───── Record excerpts

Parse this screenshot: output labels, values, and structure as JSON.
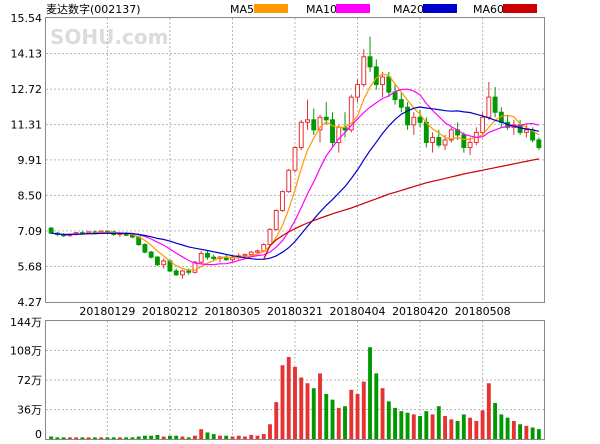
{
  "chart_data": {
    "type": "candlestick",
    "title": "麦达数字(002137)",
    "watermark": "SOHU.com",
    "price_ylim": [
      4.27,
      15.54
    ],
    "price_ticks": [
      "15.54",
      "14.13",
      "12.72",
      "11.31",
      "9.91",
      "8.50",
      "7.09",
      "5.68",
      "4.27"
    ],
    "date_ticks": [
      "20180129",
      "20180212",
      "20180305",
      "20180321",
      "20180404",
      "20180420",
      "20180508"
    ],
    "volume_ticks": [
      "144万",
      "108万",
      "72万",
      "36万",
      "0"
    ],
    "volume_ylim": [
      0,
      144
    ],
    "colors": {
      "up": "#e63232",
      "down": "#009900",
      "ma5": "#ff9900",
      "ma10": "#ff00ff",
      "ma20": "#0000cc",
      "ma60": "#cc0000",
      "grid": "#b8b8b8",
      "frame": "#888888"
    },
    "legend": [
      {
        "name": "MA5",
        "color": "#ff9900"
      },
      {
        "name": "MA10",
        "color": "#ff00ff"
      },
      {
        "name": "MA20",
        "color": "#0000cc"
      },
      {
        "name": "MA60",
        "color": "#cc0000"
      }
    ],
    "candles": [
      [
        7.2,
        7.25,
        6.98,
        7.0
      ],
      [
        7.0,
        7.05,
        6.88,
        6.95
      ],
      [
        6.95,
        7.0,
        6.85,
        6.9
      ],
      [
        6.9,
        7.0,
        6.86,
        6.95
      ],
      [
        6.95,
        7.05,
        6.9,
        7.02
      ],
      [
        7.02,
        7.08,
        6.95,
        7.0
      ],
      [
        7.0,
        7.08,
        6.96,
        7.05
      ],
      [
        7.05,
        7.1,
        6.98,
        7.0
      ],
      [
        7.0,
        7.12,
        6.97,
        7.08
      ],
      [
        7.08,
        7.12,
        7.0,
        7.05
      ],
      [
        7.05,
        7.1,
        6.9,
        6.95
      ],
      [
        6.95,
        7.05,
        6.85,
        7.0
      ],
      [
        7.0,
        7.05,
        6.88,
        6.92
      ],
      [
        6.92,
        6.95,
        6.8,
        6.85
      ],
      [
        6.85,
        6.9,
        6.5,
        6.55
      ],
      [
        6.55,
        6.6,
        6.2,
        6.25
      ],
      [
        6.25,
        6.3,
        6.0,
        6.05
      ],
      [
        6.05,
        6.1,
        5.7,
        5.75
      ],
      [
        5.75,
        6.0,
        5.6,
        5.9
      ],
      [
        5.9,
        5.95,
        5.45,
        5.5
      ],
      [
        5.5,
        5.6,
        5.3,
        5.35
      ],
      [
        5.35,
        5.55,
        5.2,
        5.5
      ],
      [
        5.5,
        5.6,
        5.35,
        5.45
      ],
      [
        5.45,
        5.9,
        5.4,
        5.85
      ],
      [
        5.85,
        6.3,
        5.8,
        6.2
      ],
      [
        6.2,
        6.3,
        5.95,
        6.05
      ],
      [
        6.05,
        6.15,
        5.9,
        6.0
      ],
      [
        6.0,
        6.1,
        5.85,
        6.05
      ],
      [
        6.05,
        6.15,
        5.9,
        5.95
      ],
      [
        5.95,
        6.1,
        5.85,
        6.05
      ],
      [
        6.05,
        6.2,
        5.95,
        6.1
      ],
      [
        6.1,
        6.2,
        6.0,
        6.15
      ],
      [
        6.15,
        6.3,
        6.05,
        6.25
      ],
      [
        6.25,
        6.35,
        6.15,
        6.3
      ],
      [
        6.3,
        6.6,
        6.25,
        6.55
      ],
      [
        6.55,
        7.2,
        6.5,
        7.15
      ],
      [
        7.15,
        7.95,
        7.1,
        7.9
      ],
      [
        7.9,
        8.7,
        7.85,
        8.65
      ],
      [
        8.65,
        9.55,
        8.6,
        9.5
      ],
      [
        9.5,
        10.45,
        9.4,
        10.4
      ],
      [
        10.4,
        11.5,
        10.3,
        11.4
      ],
      [
        11.4,
        12.3,
        11.1,
        11.5
      ],
      [
        11.5,
        11.95,
        10.9,
        11.1
      ],
      [
        11.1,
        11.7,
        10.6,
        11.6
      ],
      [
        11.6,
        12.2,
        11.3,
        11.5
      ],
      [
        11.5,
        11.8,
        10.4,
        10.6
      ],
      [
        10.6,
        11.3,
        10.2,
        11.2
      ],
      [
        11.2,
        11.8,
        10.8,
        11.1
      ],
      [
        11.1,
        12.5,
        11.0,
        12.4
      ],
      [
        12.4,
        13.1,
        12.2,
        12.9
      ],
      [
        12.9,
        14.3,
        12.8,
        14.0
      ],
      [
        14.0,
        14.8,
        13.4,
        13.6
      ],
      [
        13.6,
        13.9,
        12.7,
        12.9
      ],
      [
        12.9,
        13.4,
        12.4,
        13.2
      ],
      [
        13.2,
        13.4,
        12.4,
        12.6
      ],
      [
        12.6,
        12.9,
        12.1,
        12.3
      ],
      [
        12.3,
        12.6,
        11.8,
        12.0
      ],
      [
        12.0,
        12.2,
        11.1,
        11.3
      ],
      [
        11.3,
        11.8,
        10.9,
        11.6
      ],
      [
        11.6,
        11.9,
        11.2,
        11.4
      ],
      [
        11.4,
        11.6,
        10.4,
        10.6
      ],
      [
        10.6,
        11.0,
        10.2,
        10.8
      ],
      [
        10.8,
        11.1,
        10.4,
        10.5
      ],
      [
        10.5,
        10.9,
        10.3,
        10.7
      ],
      [
        10.7,
        11.2,
        10.6,
        11.1
      ],
      [
        11.1,
        11.4,
        10.7,
        10.9
      ],
      [
        10.9,
        11.0,
        10.2,
        10.4
      ],
      [
        10.4,
        10.8,
        10.1,
        10.6
      ],
      [
        10.6,
        11.2,
        10.5,
        11.0
      ],
      [
        11.0,
        11.8,
        10.9,
        11.6
      ],
      [
        11.6,
        13.0,
        11.5,
        12.4
      ],
      [
        12.4,
        12.8,
        11.6,
        11.8
      ],
      [
        11.8,
        12.0,
        11.2,
        11.4
      ],
      [
        11.4,
        11.7,
        11.1,
        11.2
      ],
      [
        11.2,
        11.5,
        10.9,
        11.3
      ],
      [
        11.3,
        11.5,
        10.9,
        11.0
      ],
      [
        11.0,
        11.3,
        10.8,
        11.1
      ],
      [
        11.1,
        11.2,
        10.6,
        10.7
      ],
      [
        10.7,
        10.8,
        10.3,
        10.4
      ]
    ],
    "volumes": [
      3,
      2,
      2,
      2,
      2,
      2,
      2,
      2,
      2,
      2,
      2,
      2,
      2,
      2,
      3,
      4,
      4,
      5,
      3,
      4,
      4,
      3,
      2,
      4,
      12,
      8,
      6,
      4,
      4,
      3,
      4,
      3,
      5,
      4,
      6,
      18,
      45,
      90,
      100,
      88,
      75,
      68,
      62,
      80,
      55,
      48,
      38,
      40,
      60,
      55,
      70,
      112,
      80,
      62,
      46,
      38,
      34,
      32,
      30,
      28,
      34,
      30,
      40,
      28,
      24,
      22,
      30,
      26,
      22,
      35,
      68,
      44,
      30,
      26,
      22,
      18,
      16,
      14,
      12
    ],
    "ma60": [
      [
        48,
        8.0
      ],
      [
        54,
        8.55
      ],
      [
        60,
        9.0
      ],
      [
        66,
        9.35
      ],
      [
        70,
        9.55
      ],
      [
        74,
        9.75
      ],
      [
        78,
        9.95
      ]
    ]
  }
}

──────────

Repeat the material above in full and exactly, omitting the pictures.

Exercise result:
Parse this screenshot: output labels, values, and structure as JSON.
{
  "chart_data": {
    "type": "candlestick",
    "title": "麦达数字(002137)",
    "watermark": "SOHU.com",
    "price_ylim": [
      4.27,
      15.54
    ],
    "price_ticks": [
      "15.54",
      "14.13",
      "12.72",
      "11.31",
      "9.91",
      "8.50",
      "7.09",
      "5.68",
      "4.27"
    ],
    "date_ticks": [
      "20180129",
      "20180212",
      "20180305",
      "20180321",
      "20180404",
      "20180420",
      "20180508"
    ],
    "volume_ticks": [
      "144万",
      "108万",
      "72万",
      "36万",
      "0"
    ],
    "volume_ylim": [
      0,
      144
    ],
    "colors": {
      "up": "#e63232",
      "down": "#009900",
      "ma5": "#ff9900",
      "ma10": "#ff00ff",
      "ma20": "#0000cc",
      "ma60": "#cc0000",
      "grid": "#b8b8b8",
      "frame": "#888888"
    },
    "legend": [
      {
        "name": "MA5",
        "color": "#ff9900"
      },
      {
        "name": "MA10",
        "color": "#ff00ff"
      },
      {
        "name": "MA20",
        "color": "#0000cc"
      },
      {
        "name": "MA60",
        "color": "#cc0000"
      }
    ],
    "candles": [
      [
        7.2,
        7.25,
        6.98,
        7.0
      ],
      [
        7.0,
        7.05,
        6.88,
        6.95
      ],
      [
        6.95,
        7.0,
        6.85,
        6.9
      ],
      [
        6.9,
        7.0,
        6.86,
        6.95
      ],
      [
        6.95,
        7.05,
        6.9,
        7.02
      ],
      [
        7.02,
        7.08,
        6.95,
        7.0
      ],
      [
        7.0,
        7.08,
        6.96,
        7.05
      ],
      [
        7.05,
        7.1,
        6.98,
        7.0
      ],
      [
        7.0,
        7.12,
        6.97,
        7.08
      ],
      [
        7.08,
        7.12,
        7.0,
        7.05
      ],
      [
        7.05,
        7.1,
        6.9,
        6.95
      ],
      [
        6.95,
        7.05,
        6.85,
        7.0
      ],
      [
        7.0,
        7.05,
        6.88,
        6.92
      ],
      [
        6.92,
        6.95,
        6.8,
        6.85
      ],
      [
        6.85,
        6.9,
        6.5,
        6.55
      ],
      [
        6.55,
        6.6,
        6.2,
        6.25
      ],
      [
        6.25,
        6.3,
        6.0,
        6.05
      ],
      [
        6.05,
        6.1,
        5.7,
        5.75
      ],
      [
        5.75,
        6.0,
        5.6,
        5.9
      ],
      [
        5.9,
        5.95,
        5.45,
        5.5
      ],
      [
        5.5,
        5.6,
        5.3,
        5.35
      ],
      [
        5.35,
        5.55,
        5.2,
        5.5
      ],
      [
        5.5,
        5.6,
        5.35,
        5.45
      ],
      [
        5.45,
        5.9,
        5.4,
        5.85
      ],
      [
        5.85,
        6.3,
        5.8,
        6.2
      ],
      [
        6.2,
        6.3,
        5.95,
        6.05
      ],
      [
        6.05,
        6.15,
        5.9,
        6.0
      ],
      [
        6.0,
        6.1,
        5.85,
        6.05
      ],
      [
        6.05,
        6.15,
        5.9,
        5.95
      ],
      [
        5.95,
        6.1,
        5.85,
        6.05
      ],
      [
        6.05,
        6.2,
        5.95,
        6.1
      ],
      [
        6.1,
        6.2,
        6.0,
        6.15
      ],
      [
        6.15,
        6.3,
        6.05,
        6.25
      ],
      [
        6.25,
        6.35,
        6.15,
        6.3
      ],
      [
        6.3,
        6.6,
        6.25,
        6.55
      ],
      [
        6.55,
        7.2,
        6.5,
        7.15
      ],
      [
        7.15,
        7.95,
        7.1,
        7.9
      ],
      [
        7.9,
        8.7,
        7.85,
        8.65
      ],
      [
        8.65,
        9.55,
        8.6,
        9.5
      ],
      [
        9.5,
        10.45,
        9.4,
        10.4
      ],
      [
        10.4,
        11.5,
        10.3,
        11.4
      ],
      [
        11.4,
        12.3,
        11.1,
        11.5
      ],
      [
        11.5,
        11.95,
        10.9,
        11.1
      ],
      [
        11.1,
        11.7,
        10.6,
        11.6
      ],
      [
        11.6,
        12.2,
        11.3,
        11.5
      ],
      [
        11.5,
        11.8,
        10.4,
        10.6
      ],
      [
        10.6,
        11.3,
        10.2,
        11.2
      ],
      [
        11.2,
        11.8,
        10.8,
        11.1
      ],
      [
        11.1,
        12.5,
        11.0,
        12.4
      ],
      [
        12.4,
        13.1,
        12.2,
        12.9
      ],
      [
        12.9,
        14.3,
        12.8,
        14.0
      ],
      [
        14.0,
        14.8,
        13.4,
        13.6
      ],
      [
        13.6,
        13.9,
        12.7,
        12.9
      ],
      [
        12.9,
        13.4,
        12.4,
        13.2
      ],
      [
        13.2,
        13.4,
        12.4,
        12.6
      ],
      [
        12.6,
        12.9,
        12.1,
        12.3
      ],
      [
        12.3,
        12.6,
        11.8,
        12.0
      ],
      [
        12.0,
        12.2,
        11.1,
        11.3
      ],
      [
        11.3,
        11.8,
        10.9,
        11.6
      ],
      [
        11.6,
        11.9,
        11.2,
        11.4
      ],
      [
        11.4,
        11.6,
        10.4,
        10.6
      ],
      [
        10.6,
        11.0,
        10.2,
        10.8
      ],
      [
        10.8,
        11.1,
        10.4,
        10.5
      ],
      [
        10.5,
        10.9,
        10.3,
        10.7
      ],
      [
        10.7,
        11.2,
        10.6,
        11.1
      ],
      [
        11.1,
        11.4,
        10.7,
        10.9
      ],
      [
        10.9,
        11.0,
        10.2,
        10.4
      ],
      [
        10.4,
        10.8,
        10.1,
        10.6
      ],
      [
        10.6,
        11.2,
        10.5,
        11.0
      ],
      [
        11.0,
        11.8,
        10.9,
        11.6
      ],
      [
        11.6,
        13.0,
        11.5,
        12.4
      ],
      [
        12.4,
        12.8,
        11.6,
        11.8
      ],
      [
        11.8,
        12.0,
        11.2,
        11.4
      ],
      [
        11.4,
        11.7,
        11.1,
        11.2
      ],
      [
        11.2,
        11.5,
        10.9,
        11.3
      ],
      [
        11.3,
        11.5,
        10.9,
        11.0
      ],
      [
        11.0,
        11.3,
        10.8,
        11.1
      ],
      [
        11.1,
        11.2,
        10.6,
        10.7
      ],
      [
        10.7,
        10.8,
        10.3,
        10.4
      ]
    ],
    "volumes": [
      3,
      2,
      2,
      2,
      2,
      2,
      2,
      2,
      2,
      2,
      2,
      2,
      2,
      2,
      3,
      4,
      4,
      5,
      3,
      4,
      4,
      3,
      2,
      4,
      12,
      8,
      6,
      4,
      4,
      3,
      4,
      3,
      5,
      4,
      6,
      18,
      45,
      90,
      100,
      88,
      75,
      68,
      62,
      80,
      55,
      48,
      38,
      40,
      60,
      55,
      70,
      112,
      80,
      62,
      46,
      38,
      34,
      32,
      30,
      28,
      34,
      30,
      40,
      28,
      24,
      22,
      30,
      26,
      22,
      35,
      68,
      44,
      30,
      26,
      22,
      18,
      16,
      14,
      12
    ],
    "ma60": [
      [
        48,
        8.0
      ],
      [
        54,
        8.55
      ],
      [
        60,
        9.0
      ],
      [
        66,
        9.35
      ],
      [
        70,
        9.55
      ],
      [
        74,
        9.75
      ],
      [
        78,
        9.95
      ]
    ]
  }
}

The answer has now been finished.